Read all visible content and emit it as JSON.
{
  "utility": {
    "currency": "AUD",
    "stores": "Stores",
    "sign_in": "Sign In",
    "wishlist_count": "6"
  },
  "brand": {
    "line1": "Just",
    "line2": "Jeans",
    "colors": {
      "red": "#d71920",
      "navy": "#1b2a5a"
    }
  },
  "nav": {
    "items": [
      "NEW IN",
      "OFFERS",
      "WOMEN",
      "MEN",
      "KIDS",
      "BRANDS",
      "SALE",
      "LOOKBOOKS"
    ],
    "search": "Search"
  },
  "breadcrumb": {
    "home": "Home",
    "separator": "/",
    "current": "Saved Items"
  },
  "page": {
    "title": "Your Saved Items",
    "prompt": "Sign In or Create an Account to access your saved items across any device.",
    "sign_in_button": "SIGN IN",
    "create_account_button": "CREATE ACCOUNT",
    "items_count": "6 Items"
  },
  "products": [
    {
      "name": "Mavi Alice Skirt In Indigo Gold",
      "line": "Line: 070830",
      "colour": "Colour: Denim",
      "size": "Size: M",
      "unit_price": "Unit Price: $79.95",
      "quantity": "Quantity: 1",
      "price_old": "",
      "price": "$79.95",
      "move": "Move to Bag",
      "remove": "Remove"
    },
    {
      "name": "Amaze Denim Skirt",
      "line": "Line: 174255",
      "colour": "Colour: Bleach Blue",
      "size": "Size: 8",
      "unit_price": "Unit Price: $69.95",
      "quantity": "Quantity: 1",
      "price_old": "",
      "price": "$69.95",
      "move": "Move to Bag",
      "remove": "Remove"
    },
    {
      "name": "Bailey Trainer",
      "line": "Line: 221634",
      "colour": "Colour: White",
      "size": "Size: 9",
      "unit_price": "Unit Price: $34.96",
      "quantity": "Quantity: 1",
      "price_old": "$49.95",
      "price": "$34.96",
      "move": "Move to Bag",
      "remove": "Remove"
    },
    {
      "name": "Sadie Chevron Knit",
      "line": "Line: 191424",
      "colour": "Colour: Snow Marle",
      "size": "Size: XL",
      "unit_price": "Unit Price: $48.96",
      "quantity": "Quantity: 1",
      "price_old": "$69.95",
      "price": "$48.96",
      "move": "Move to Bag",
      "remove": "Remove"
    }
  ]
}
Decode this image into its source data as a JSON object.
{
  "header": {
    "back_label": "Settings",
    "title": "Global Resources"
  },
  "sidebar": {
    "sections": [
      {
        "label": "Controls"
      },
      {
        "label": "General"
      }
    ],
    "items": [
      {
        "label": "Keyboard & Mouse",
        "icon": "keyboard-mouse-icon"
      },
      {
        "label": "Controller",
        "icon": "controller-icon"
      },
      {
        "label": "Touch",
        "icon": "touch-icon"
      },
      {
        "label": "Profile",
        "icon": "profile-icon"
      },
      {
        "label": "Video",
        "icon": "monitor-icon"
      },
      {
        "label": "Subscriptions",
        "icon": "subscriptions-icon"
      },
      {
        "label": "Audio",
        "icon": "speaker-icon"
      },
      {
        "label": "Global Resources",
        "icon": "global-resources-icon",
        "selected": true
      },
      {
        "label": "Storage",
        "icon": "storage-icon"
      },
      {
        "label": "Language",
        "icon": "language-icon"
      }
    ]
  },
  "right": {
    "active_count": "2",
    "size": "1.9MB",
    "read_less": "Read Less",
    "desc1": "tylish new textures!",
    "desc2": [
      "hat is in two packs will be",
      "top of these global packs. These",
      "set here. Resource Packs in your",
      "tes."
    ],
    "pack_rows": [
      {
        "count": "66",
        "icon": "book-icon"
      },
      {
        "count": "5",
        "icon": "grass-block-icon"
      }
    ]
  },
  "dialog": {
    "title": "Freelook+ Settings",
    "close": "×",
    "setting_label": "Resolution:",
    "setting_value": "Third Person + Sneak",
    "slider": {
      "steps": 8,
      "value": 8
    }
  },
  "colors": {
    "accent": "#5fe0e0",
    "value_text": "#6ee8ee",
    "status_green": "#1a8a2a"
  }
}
···
### GIVEN REQUEST
In the listing, find every line with the word "size" and state how many there are, nothing more.

### ANSWER BELOW
5